E-payment soars in Vietnam as a solution to skimpy bank coverage

Spread of mobile devices has companies scrambling to cash in on fintech boom

Passengers can use the e-payment MoMo app to pay for Uber rides in Vietnam. The app is one of many online payment platforms that are gaining popularity in the country.   © Reuters

HANOI -- Electronic payment is taking off in Vietnam as people solve the problem of spotty bank coverage with payment apps and other online services.

According to the State Bank of Vietnam, less than half the population have bank accounts, with the ratio especially low in rural areas. And as mobile devices spread and communications infrastructure improves, e-payment is set to become even more popular.

The amount of e-payments in Vietnam grew 22% in 2017 from the previous year to $6.14 billion, according to Statista, a local market research firm. The figure is projected to double to $12.33 billion in 2022.

VNG, operator of the country's most popular messaging app Zalo, plans to install terminals for its ZaloPay e-payment service at 1,000 locations by the end of this year. 

State-owned gas station operator PetroVietnam Oil introduced a mobile payment system in February, while M-Service, a major fintech company, plans to increase the number of subscribers to its MoMo online payment service to 50 million by 2020 from about five million today.

ZaloPay terminals will first be available mainly at convenience stores and electronics shops. The service allows users to deposit money and pay for online transactions and utility bills. It can also be used to transfer money from bank accounts and handle remittances using QR codes.

ZaloPay will be VNG's strategic product and play an important role in Vietnam's e-commerce market, said Pham Thong, business development director for the service. 

The potential for ZaloPay is huge due to the company's Zalo messaging app, which already has 70 million users.

Dataset entries
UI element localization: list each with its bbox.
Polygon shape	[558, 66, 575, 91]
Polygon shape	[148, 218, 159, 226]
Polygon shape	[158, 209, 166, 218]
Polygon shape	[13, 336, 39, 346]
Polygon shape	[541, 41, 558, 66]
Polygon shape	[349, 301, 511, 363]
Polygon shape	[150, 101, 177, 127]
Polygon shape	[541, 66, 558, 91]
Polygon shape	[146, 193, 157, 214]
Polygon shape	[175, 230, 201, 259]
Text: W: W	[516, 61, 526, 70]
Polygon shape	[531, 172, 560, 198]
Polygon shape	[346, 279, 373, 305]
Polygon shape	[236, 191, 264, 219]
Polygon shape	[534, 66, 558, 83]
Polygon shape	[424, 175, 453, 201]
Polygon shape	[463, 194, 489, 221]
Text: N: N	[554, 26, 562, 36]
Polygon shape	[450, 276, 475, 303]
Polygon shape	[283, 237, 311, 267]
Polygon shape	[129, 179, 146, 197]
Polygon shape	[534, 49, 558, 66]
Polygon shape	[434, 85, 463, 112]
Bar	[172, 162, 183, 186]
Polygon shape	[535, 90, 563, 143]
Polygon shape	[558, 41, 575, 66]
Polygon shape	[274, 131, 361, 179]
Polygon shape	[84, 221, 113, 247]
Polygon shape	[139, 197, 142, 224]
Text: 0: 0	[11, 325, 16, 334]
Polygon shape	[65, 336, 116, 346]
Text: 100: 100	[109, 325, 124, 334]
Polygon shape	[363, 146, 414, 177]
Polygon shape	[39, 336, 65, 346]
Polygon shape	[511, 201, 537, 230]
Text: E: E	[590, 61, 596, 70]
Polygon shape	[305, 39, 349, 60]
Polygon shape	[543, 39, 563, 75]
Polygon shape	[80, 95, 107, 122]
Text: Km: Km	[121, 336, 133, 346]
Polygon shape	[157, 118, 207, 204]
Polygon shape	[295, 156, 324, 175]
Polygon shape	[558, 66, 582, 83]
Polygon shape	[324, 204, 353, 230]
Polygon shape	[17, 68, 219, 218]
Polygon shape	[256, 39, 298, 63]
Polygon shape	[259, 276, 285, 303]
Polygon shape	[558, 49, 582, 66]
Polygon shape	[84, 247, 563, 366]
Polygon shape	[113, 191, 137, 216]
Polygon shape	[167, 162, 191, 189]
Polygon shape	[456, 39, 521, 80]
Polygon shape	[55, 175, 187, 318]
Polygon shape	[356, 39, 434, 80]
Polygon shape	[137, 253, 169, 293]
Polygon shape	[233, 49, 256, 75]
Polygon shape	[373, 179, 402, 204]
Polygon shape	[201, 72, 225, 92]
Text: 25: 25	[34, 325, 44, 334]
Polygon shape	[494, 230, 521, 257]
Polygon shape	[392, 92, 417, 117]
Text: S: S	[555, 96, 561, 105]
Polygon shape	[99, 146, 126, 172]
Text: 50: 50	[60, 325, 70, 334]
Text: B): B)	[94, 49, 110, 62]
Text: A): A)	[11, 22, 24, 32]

▶ Problem details: Return the full article on Vietnam's e-payment growth, reproducing every word without change. Work only from the text on Vietnam's e-payment growth, not from the lines.

▶ Task answer:
E-payment soars in Vietnam as a solution to skimpy bank coverage

Spread of mobile devices has companies scrambling to cash in on fintech boom

Passengers can use the e-payment MoMo app to pay for Uber rides in Vietnam. The app is one of many online payment platforms that are gaining popularity in the country.   © Reuters

HANOI -- Electronic payment is taking off in Vietnam as people solve the problem of spotty bank coverage with payment apps and other online services.

According to the State Bank of Vietnam, less than half the population have bank accounts, with the ratio especially low in rural areas. And as mobile devices spread and communications infrastructure improves, e-payment is set to become even more popular.

The amount of e-payments in Vietnam grew 22% in 2017 from the previous year to $6.14 billion, according to Statista, a local market research firm. The figure is projected to double to $12.33 billion in 2022.

VNG, operator of the country's most popular messaging app Zalo, plans to install terminals for its ZaloPay e-payment service at 1,000 locations by the end of this year. 

State-owned gas station operator PetroVietnam Oil introduced a mobile payment system in February, while M-Service, a major fintech company, plans to increase the number of subscribers to its MoMo online payment service to 50 million by 2020 from about five million today.

ZaloPay terminals will first be available mainly at convenience stores and electronics shops. The service allows users to deposit money and pay for online transactions and utility bills. It can also be used to transfer money from bank accounts and handle remittances using QR codes.

ZaloPay will be VNG's strategic product and play an important role in Vietnam's e-commerce market, said Pham Thong, business development director for the service. 

The potential for ZaloPay is huge due to the company's Zalo messaging app, which already has 70 million users.